— Start of Listing —

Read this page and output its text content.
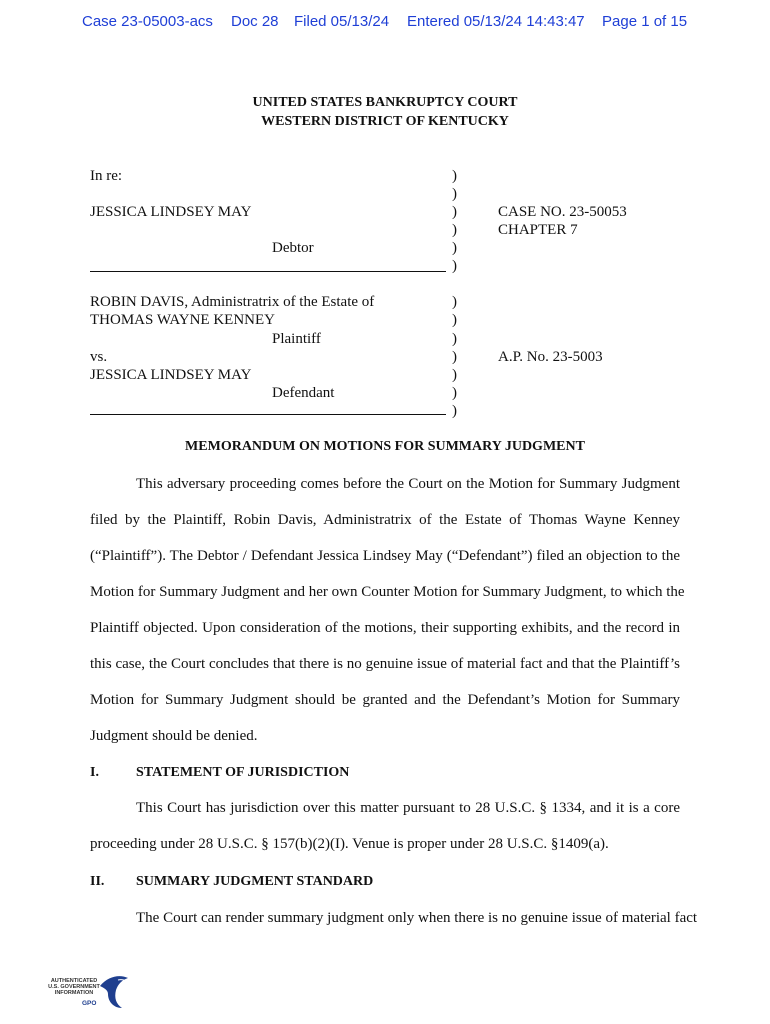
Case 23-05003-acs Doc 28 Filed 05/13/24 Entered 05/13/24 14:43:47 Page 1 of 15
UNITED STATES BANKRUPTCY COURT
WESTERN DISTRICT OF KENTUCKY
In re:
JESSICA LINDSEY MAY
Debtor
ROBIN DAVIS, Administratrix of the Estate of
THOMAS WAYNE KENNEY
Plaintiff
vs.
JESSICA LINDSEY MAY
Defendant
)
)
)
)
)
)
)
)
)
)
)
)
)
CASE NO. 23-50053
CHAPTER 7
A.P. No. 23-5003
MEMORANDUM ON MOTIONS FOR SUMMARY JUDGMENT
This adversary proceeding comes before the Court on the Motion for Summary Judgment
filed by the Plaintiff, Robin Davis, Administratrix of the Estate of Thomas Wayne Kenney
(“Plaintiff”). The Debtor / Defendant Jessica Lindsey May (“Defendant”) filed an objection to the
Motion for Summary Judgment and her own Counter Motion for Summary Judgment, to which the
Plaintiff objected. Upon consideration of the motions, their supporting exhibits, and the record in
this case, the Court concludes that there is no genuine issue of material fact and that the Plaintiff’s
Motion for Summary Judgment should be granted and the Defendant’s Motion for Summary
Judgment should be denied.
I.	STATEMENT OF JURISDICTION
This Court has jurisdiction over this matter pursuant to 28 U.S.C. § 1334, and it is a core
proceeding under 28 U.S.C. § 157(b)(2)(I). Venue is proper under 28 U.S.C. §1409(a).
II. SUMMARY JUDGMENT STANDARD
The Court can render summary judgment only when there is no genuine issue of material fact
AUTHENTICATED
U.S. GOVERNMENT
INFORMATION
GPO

— End of Listing —

■ What is needed: Quote the records above exactly, leaving out any pictures.

■ Answer to the problem:
Read this page and output its text content.
Case 23-05003-acs Doc 28 Filed 05/13/24 Entered 05/13/24 14:43:47 Page 1 of 15
UNITED STATES BANKRUPTCY COURT
WESTERN DISTRICT OF KENTUCKY
In re:
JESSICA LINDSEY MAY
Debtor
ROBIN DAVIS, Administratrix of the Estate of
THOMAS WAYNE KENNEY
Plaintiff
vs.
JESSICA LINDSEY MAY
Defendant
)
)
)
)
)
)
)
)
)
)
)
)
)
CASE NO. 23-50053
CHAPTER 7
A.P. No. 23-5003
MEMORANDUM ON MOTIONS FOR SUMMARY JUDGMENT
This adversary proceeding comes before the Court on the Motion for Summary Judgment
filed by the Plaintiff, Robin Davis, Administratrix of the Estate of Thomas Wayne Kenney
(“Plaintiff”). The Debtor / Defendant Jessica Lindsey May (“Defendant”) filed an objection to the
Motion for Summary Judgment and her own Counter Motion for Summary Judgment, to which the
Plaintiff objected. Upon consideration of the motions, their supporting exhibits, and the record in
this case, the Court concludes that there is no genuine issue of material fact and that the Plaintiff’s
Motion for Summary Judgment should be granted and the Defendant’s Motion for Summary
Judgment should be denied.
I.	STATEMENT OF JURISDICTION
This Court has jurisdiction over this matter pursuant to 28 U.S.C. § 1334, and it is a core
proceeding under 28 U.S.C. § 157(b)(2)(I). Venue is proper under 28 U.S.C. §1409(a).
II. SUMMARY JUDGMENT STANDARD
The Court can render summary judgment only when there is no genuine issue of material fact
AUTHENTICATED
U.S. GOVERNMENT
INFORMATION
GPO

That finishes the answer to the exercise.